** Begin Records supplied **

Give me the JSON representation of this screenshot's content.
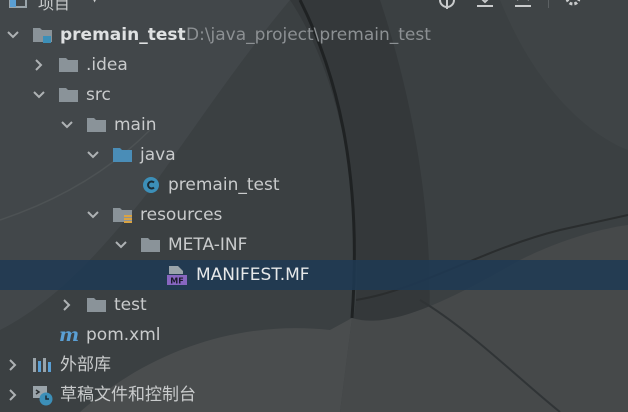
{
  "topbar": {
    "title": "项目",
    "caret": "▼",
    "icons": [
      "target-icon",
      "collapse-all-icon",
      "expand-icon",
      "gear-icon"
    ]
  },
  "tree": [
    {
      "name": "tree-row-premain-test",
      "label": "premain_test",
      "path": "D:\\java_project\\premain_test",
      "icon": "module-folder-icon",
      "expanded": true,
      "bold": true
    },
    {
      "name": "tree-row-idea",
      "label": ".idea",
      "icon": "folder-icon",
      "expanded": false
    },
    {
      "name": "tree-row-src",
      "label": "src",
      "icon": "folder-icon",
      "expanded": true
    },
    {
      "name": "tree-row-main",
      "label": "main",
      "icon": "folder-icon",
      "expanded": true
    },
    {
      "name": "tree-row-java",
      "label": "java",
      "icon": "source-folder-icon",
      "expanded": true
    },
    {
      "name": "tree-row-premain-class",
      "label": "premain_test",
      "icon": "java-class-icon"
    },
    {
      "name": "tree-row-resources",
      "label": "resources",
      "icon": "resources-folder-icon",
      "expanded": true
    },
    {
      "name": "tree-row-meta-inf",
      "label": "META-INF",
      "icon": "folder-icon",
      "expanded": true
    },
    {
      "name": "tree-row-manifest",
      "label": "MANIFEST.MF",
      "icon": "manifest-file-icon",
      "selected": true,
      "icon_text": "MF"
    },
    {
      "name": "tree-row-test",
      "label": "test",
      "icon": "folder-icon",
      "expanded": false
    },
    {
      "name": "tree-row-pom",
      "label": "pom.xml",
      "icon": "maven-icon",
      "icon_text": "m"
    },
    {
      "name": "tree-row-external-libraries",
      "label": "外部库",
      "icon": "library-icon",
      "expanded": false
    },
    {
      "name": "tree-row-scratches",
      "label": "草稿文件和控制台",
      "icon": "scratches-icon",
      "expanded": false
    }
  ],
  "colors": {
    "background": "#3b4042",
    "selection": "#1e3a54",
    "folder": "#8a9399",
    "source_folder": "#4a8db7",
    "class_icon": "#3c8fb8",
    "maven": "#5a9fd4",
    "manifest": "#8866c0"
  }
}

** End Records supplied **
** Begin Records supplied **

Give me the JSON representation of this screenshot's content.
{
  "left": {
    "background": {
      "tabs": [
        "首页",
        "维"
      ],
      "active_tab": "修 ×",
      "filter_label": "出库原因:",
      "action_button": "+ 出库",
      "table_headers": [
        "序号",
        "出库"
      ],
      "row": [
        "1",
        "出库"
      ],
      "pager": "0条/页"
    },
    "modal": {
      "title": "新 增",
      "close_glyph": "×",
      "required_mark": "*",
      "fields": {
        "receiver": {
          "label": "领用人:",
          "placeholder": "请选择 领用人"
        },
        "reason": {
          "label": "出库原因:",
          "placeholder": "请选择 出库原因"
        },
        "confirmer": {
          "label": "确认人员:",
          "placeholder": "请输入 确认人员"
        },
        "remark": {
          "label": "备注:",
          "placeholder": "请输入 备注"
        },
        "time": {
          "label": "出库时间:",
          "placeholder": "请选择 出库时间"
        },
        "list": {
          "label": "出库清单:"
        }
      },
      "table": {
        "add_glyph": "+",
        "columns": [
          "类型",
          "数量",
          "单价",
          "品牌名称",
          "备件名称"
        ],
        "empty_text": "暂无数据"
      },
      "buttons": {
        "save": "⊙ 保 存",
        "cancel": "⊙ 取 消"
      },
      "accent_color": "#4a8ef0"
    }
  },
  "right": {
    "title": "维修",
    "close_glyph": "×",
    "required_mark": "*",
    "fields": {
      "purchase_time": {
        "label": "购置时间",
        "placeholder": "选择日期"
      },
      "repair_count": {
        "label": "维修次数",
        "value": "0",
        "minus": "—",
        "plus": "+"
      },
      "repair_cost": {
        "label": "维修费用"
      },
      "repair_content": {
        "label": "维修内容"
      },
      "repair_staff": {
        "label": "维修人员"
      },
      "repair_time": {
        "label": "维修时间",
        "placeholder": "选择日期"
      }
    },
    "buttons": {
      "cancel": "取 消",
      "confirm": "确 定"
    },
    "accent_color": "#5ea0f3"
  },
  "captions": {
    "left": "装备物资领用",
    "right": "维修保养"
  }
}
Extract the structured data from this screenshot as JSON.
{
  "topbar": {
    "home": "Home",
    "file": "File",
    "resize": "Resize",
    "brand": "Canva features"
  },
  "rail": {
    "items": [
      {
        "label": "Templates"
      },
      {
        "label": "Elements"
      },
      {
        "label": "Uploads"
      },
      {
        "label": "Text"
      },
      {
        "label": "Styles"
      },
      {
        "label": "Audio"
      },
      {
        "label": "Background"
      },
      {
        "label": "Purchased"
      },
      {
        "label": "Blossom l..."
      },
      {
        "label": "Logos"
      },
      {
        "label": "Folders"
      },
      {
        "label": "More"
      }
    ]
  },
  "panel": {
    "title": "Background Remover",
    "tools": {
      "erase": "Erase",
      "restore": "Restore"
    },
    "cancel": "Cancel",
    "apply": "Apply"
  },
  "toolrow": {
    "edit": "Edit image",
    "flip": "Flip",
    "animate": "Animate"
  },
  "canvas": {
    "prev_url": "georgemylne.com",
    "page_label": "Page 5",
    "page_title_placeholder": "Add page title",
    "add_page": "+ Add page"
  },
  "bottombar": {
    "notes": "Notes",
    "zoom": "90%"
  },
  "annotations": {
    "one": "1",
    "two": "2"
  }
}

** End Records supplied **
** Begin Records supplied **

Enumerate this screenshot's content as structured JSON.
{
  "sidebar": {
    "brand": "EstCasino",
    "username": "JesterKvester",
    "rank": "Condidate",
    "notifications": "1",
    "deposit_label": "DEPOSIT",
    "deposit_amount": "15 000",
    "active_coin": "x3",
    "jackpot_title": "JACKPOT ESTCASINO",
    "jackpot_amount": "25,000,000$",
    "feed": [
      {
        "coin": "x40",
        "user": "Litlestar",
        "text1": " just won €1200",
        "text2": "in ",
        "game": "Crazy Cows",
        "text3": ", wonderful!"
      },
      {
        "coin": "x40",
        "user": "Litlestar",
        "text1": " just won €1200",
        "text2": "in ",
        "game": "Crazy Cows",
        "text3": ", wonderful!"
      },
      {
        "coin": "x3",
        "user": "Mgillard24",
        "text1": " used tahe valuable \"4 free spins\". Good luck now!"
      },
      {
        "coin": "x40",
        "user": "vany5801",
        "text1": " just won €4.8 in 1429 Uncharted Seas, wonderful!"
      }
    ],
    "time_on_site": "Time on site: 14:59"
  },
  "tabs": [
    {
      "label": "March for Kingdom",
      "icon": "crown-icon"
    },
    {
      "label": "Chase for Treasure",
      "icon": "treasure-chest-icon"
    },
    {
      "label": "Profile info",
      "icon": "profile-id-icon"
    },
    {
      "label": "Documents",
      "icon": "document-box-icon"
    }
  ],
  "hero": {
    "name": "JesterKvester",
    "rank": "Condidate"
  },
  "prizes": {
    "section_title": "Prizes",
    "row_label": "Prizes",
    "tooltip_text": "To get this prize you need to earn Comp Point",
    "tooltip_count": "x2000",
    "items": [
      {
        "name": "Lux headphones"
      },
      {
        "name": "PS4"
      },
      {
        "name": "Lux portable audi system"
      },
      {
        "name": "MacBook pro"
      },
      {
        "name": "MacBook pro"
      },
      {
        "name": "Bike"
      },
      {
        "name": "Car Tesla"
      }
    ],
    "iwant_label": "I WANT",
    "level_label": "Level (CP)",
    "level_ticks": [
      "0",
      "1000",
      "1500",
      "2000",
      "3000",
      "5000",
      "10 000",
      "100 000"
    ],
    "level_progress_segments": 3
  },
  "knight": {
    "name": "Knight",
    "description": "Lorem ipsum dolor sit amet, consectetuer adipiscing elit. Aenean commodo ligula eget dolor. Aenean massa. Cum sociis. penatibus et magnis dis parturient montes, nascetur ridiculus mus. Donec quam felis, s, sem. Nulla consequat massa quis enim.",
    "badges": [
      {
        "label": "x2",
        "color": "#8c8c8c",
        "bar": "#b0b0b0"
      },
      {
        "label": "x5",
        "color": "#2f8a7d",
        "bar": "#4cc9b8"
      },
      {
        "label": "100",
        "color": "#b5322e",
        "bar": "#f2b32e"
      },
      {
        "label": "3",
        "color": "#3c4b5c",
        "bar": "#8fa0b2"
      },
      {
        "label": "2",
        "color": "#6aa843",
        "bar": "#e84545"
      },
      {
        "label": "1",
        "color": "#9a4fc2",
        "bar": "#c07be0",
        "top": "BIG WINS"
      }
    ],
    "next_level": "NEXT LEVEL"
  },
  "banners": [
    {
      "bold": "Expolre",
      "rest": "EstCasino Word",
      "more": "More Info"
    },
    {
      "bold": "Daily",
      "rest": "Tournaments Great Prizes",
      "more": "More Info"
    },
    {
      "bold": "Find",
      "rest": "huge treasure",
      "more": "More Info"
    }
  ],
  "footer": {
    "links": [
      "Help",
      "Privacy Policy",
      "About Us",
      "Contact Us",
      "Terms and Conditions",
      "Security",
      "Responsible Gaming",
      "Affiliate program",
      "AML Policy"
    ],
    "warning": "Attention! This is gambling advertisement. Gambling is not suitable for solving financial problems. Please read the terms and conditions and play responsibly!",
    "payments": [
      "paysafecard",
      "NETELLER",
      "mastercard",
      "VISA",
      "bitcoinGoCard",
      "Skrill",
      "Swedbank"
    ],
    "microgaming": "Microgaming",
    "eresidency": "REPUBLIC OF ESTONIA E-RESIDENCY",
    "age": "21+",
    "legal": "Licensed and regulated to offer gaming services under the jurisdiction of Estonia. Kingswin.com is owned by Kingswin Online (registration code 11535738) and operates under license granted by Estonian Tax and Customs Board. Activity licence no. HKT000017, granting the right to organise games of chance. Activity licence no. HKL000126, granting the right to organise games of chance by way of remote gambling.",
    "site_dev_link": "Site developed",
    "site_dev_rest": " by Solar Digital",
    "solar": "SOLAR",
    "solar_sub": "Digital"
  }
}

** End Records supplied **

Problem details:
Say how many lines in the listing above include "Digital". Give nothing but the number.

Output of the exercise:
2